▶ [Written request]: Pictures should be excluded; otherwise, copy every entry exactly.

Dataset entries on figures
++++

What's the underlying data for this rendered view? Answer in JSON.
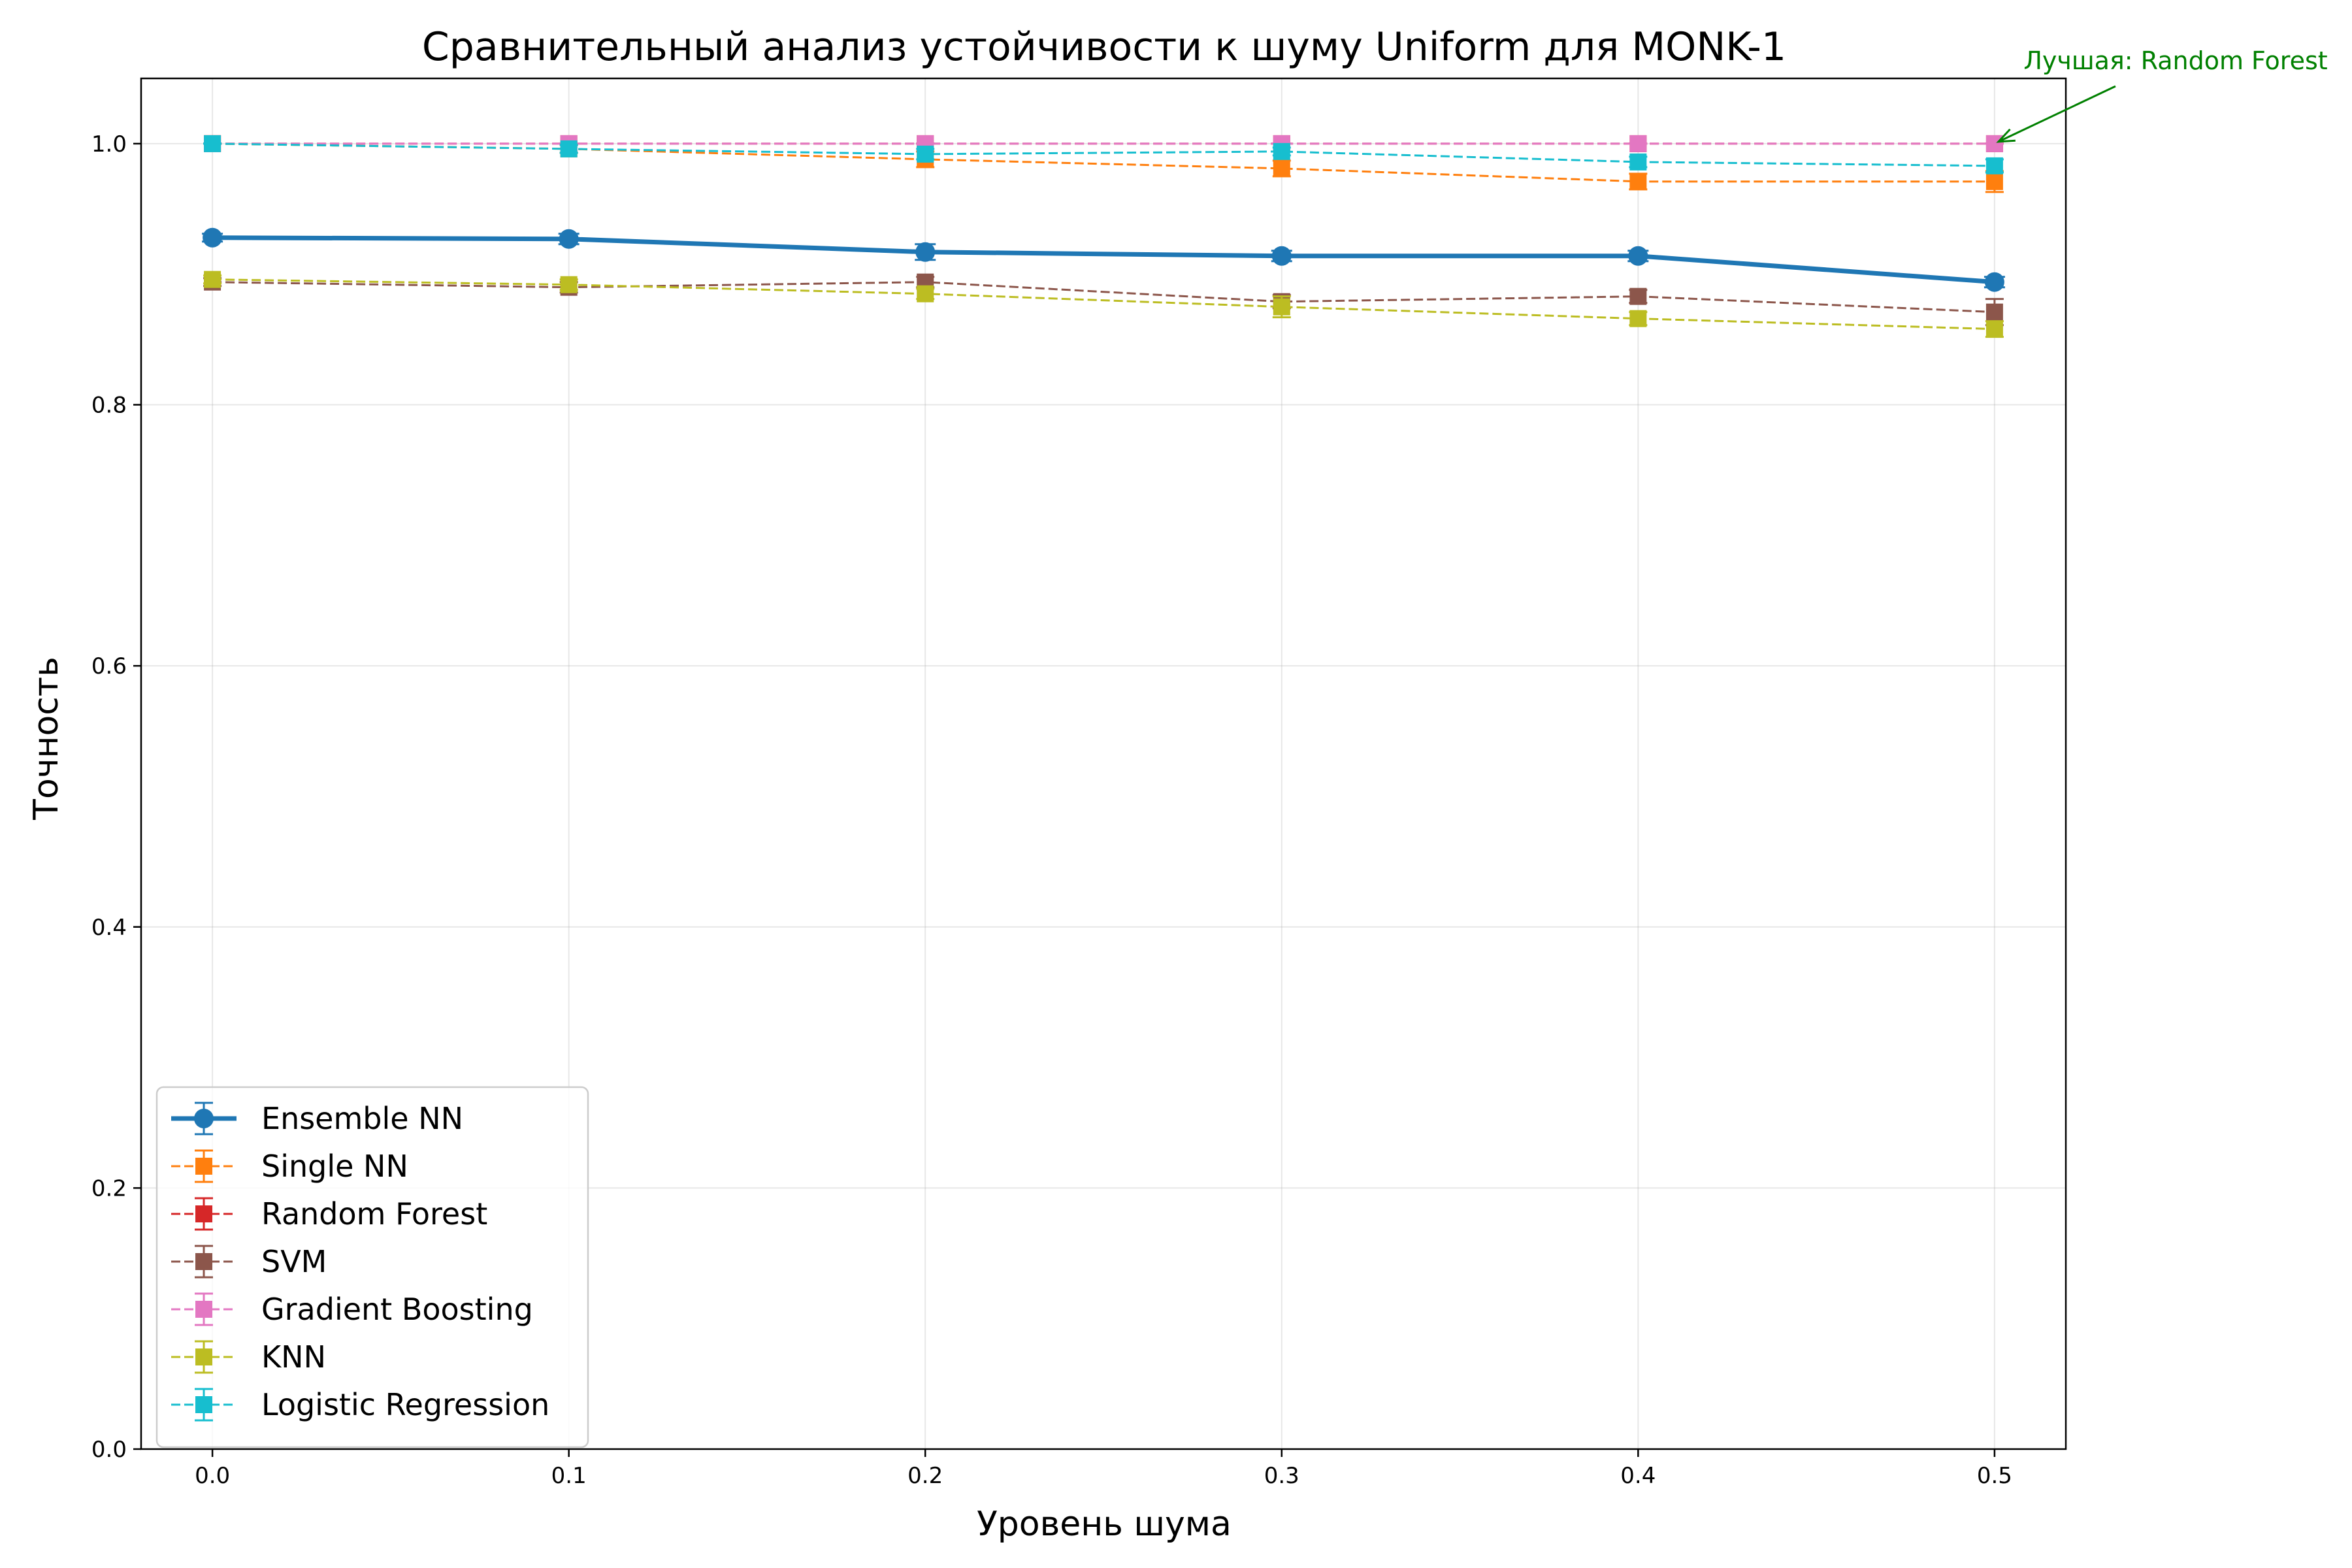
{
  "chart_data": {
    "type": "line",
    "title": "Сравнительный анализ устойчивости к шуму Uniform для MONK-1",
    "xlabel": "Уровень шума",
    "ylabel": "Точность",
    "x": [
      0.0,
      0.1,
      0.2,
      0.3,
      0.4,
      0.5
    ],
    "x_ticks": [
      "0.0",
      "0.1",
      "0.2",
      "0.3",
      "0.4",
      "0.5"
    ],
    "y_ticks": [
      "0.0",
      "0.2",
      "0.4",
      "0.6",
      "0.8",
      "1.0"
    ],
    "xlim": [
      -0.02,
      0.52
    ],
    "ylim": [
      0.0,
      1.05
    ],
    "grid": true,
    "legend_position": "lower-left",
    "series": [
      {
        "name": "Ensemble NN",
        "color": "#1f77b4",
        "style": "solid",
        "marker": "circle",
        "values": [
          0.928,
          0.927,
          0.917,
          0.914,
          0.914,
          0.894
        ],
        "errors": [
          0.003,
          0.004,
          0.006,
          0.004,
          0.004,
          0.004
        ]
      },
      {
        "name": "Single NN",
        "color": "#ff7f0e",
        "style": "dashed",
        "marker": "square",
        "values": [
          1.0,
          0.996,
          0.988,
          0.981,
          0.971,
          0.971
        ],
        "errors": [
          0.0,
          0.003,
          0.006,
          0.006,
          0.006,
          0.008
        ]
      },
      {
        "name": "Random Forest",
        "color": "#d62728",
        "style": "dashed",
        "marker": "square",
        "values": [
          1.0,
          1.0,
          1.0,
          1.0,
          1.0,
          1.0
        ],
        "errors": [
          0.0,
          0.0,
          0.0,
          0.0,
          0.0,
          0.0
        ]
      },
      {
        "name": "SVM",
        "color": "#8c564b",
        "style": "dashed",
        "marker": "square",
        "values": [
          0.894,
          0.89,
          0.894,
          0.879,
          0.883,
          0.871
        ],
        "errors": [
          0.003,
          0.004,
          0.004,
          0.005,
          0.005,
          0.01
        ]
      },
      {
        "name": "Gradient Boosting",
        "color": "#e377c2",
        "style": "dashed",
        "marker": "square",
        "values": [
          1.0,
          1.0,
          1.0,
          1.0,
          1.0,
          1.0
        ],
        "errors": [
          0.0,
          0.0,
          0.0,
          0.0,
          0.0,
          0.0
        ]
      },
      {
        "name": "KNN",
        "color": "#bcbd22",
        "style": "dashed",
        "marker": "square",
        "values": [
          0.896,
          0.892,
          0.885,
          0.875,
          0.866,
          0.858
        ],
        "errors": [
          0.003,
          0.004,
          0.004,
          0.008,
          0.005,
          0.006
        ]
      },
      {
        "name": "Logistic Regression",
        "color": "#17becf",
        "style": "dashed",
        "marker": "square",
        "values": [
          1.0,
          0.996,
          0.992,
          0.994,
          0.986,
          0.983
        ],
        "errors": [
          0.0,
          0.003,
          0.004,
          0.003,
          0.004,
          0.005
        ]
      }
    ],
    "annotation": {
      "text": "Лучшая: Random Forest",
      "color": "#008000",
      "x": 0.5,
      "y": 1.0
    }
  }
}
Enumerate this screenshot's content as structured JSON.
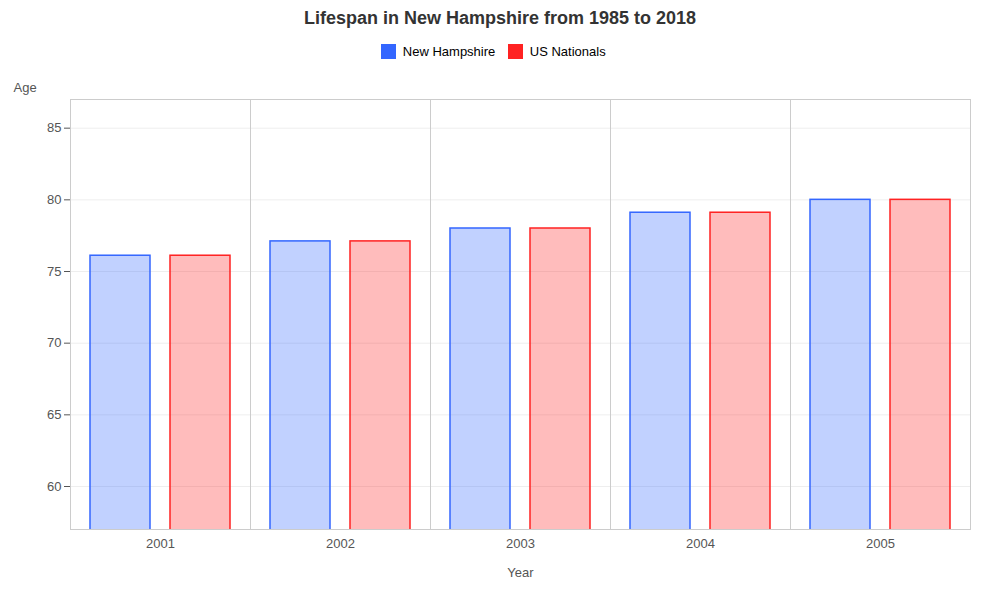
{
  "chart_data": {
    "type": "bar",
    "title": "Lifespan in New Hampshire from 1985 to 2018",
    "xlabel": "Year",
    "ylabel": "Age",
    "categories": [
      "2001",
      "2002",
      "2003",
      "2004",
      "2005"
    ],
    "series": [
      {
        "name": "New Hampshire",
        "color": "#3366ff",
        "values": [
          76.1,
          77.1,
          78.0,
          79.1,
          80.0
        ]
      },
      {
        "name": "US Nationals",
        "color": "#ff2222",
        "values": [
          76.1,
          77.1,
          78.0,
          79.1,
          80.0
        ]
      }
    ],
    "ylim": [
      57,
      87
    ],
    "yticks": [
      60,
      65,
      70,
      75,
      80,
      85
    ],
    "grid": true,
    "legend": "top"
  }
}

++++

▶ [The output]:
What's the underlying data for this rendered view? Answer in JSON.
{
  "chart_data": {
    "type": "line",
    "title": "Сравнительный анализ устойчивости к шуму Uniform для MONK-1",
    "xlabel": "Уровень шума",
    "ylabel": "Точность",
    "x": [
      0.0,
      0.1,
      0.2,
      0.3,
      0.4,
      0.5
    ],
    "x_ticks": [
      "0.0",
      "0.1",
      "0.2",
      "0.3",
      "0.4",
      "0.5"
    ],
    "y_ticks": [
      "0.0",
      "0.2",
      "0.4",
      "0.6",
      "0.8",
      "1.0"
    ],
    "xlim": [
      -0.02,
      0.52
    ],
    "ylim": [
      0.0,
      1.05
    ],
    "grid": true,
    "legend_position": "lower-left",
    "series": [
      {
        "name": "Ensemble NN",
        "color": "#1f77b4",
        "style": "solid",
        "marker": "circle",
        "values": [
          0.928,
          0.927,
          0.917,
          0.914,
          0.914,
          0.894
        ],
        "errors": [
          0.003,
          0.004,
          0.006,
          0.004,
          0.004,
          0.004
        ]
      },
      {
        "name": "Single NN",
        "color": "#ff7f0e",
        "style": "dashed",
        "marker": "square",
        "values": [
          1.0,
          0.996,
          0.988,
          0.981,
          0.971,
          0.971
        ],
        "errors": [
          0.0,
          0.003,
          0.006,
          0.006,
          0.006,
          0.008
        ]
      },
      {
        "name": "Random Forest",
        "color": "#d62728",
        "style": "dashed",
        "marker": "square",
        "values": [
          1.0,
          1.0,
          1.0,
          1.0,
          1.0,
          1.0
        ],
        "errors": [
          0.0,
          0.0,
          0.0,
          0.0,
          0.0,
          0.0
        ]
      },
      {
        "name": "SVM",
        "color": "#8c564b",
        "style": "dashed",
        "marker": "square",
        "values": [
          0.894,
          0.89,
          0.894,
          0.879,
          0.883,
          0.871
        ],
        "errors": [
          0.003,
          0.004,
          0.004,
          0.005,
          0.005,
          0.01
        ]
      },
      {
        "name": "Gradient Boosting",
        "color": "#e377c2",
        "style": "dashed",
        "marker": "square",
        "values": [
          1.0,
          1.0,
          1.0,
          1.0,
          1.0,
          1.0
        ],
        "errors": [
          0.0,
          0.0,
          0.0,
          0.0,
          0.0,
          0.0
        ]
      },
      {
        "name": "KNN",
        "color": "#bcbd22",
        "style": "dashed",
        "marker": "square",
        "values": [
          0.896,
          0.892,
          0.885,
          0.875,
          0.866,
          0.858
        ],
        "errors": [
          0.003,
          0.004,
          0.004,
          0.008,
          0.005,
          0.006
        ]
      },
      {
        "name": "Logistic Regression",
        "color": "#17becf",
        "style": "dashed",
        "marker": "square",
        "values": [
          1.0,
          0.996,
          0.992,
          0.994,
          0.986,
          0.983
        ],
        "errors": [
          0.0,
          0.003,
          0.004,
          0.003,
          0.004,
          0.005
        ]
      }
    ],
    "annotation": {
      "text": "Лучшая: Random Forest",
      "color": "#008000",
      "x": 0.5,
      "y": 1.0
    }
  }
}
Enumerate this screenshot's content as structured JSON.
{
  "chart_data": {
    "type": "bar",
    "title": "Lifespan in New Hampshire from 1985 to 2018",
    "xlabel": "Year",
    "ylabel": "Age",
    "categories": [
      "2001",
      "2002",
      "2003",
      "2004",
      "2005"
    ],
    "series": [
      {
        "name": "New Hampshire",
        "color": "#3366ff",
        "values": [
          76.1,
          77.1,
          78.0,
          79.1,
          80.0
        ]
      },
      {
        "name": "US Nationals",
        "color": "#ff2222",
        "values": [
          76.1,
          77.1,
          78.0,
          79.1,
          80.0
        ]
      }
    ],
    "ylim": [
      57,
      87
    ],
    "yticks": [
      60,
      65,
      70,
      75,
      80,
      85
    ],
    "grid": true,
    "legend": "top"
  }
}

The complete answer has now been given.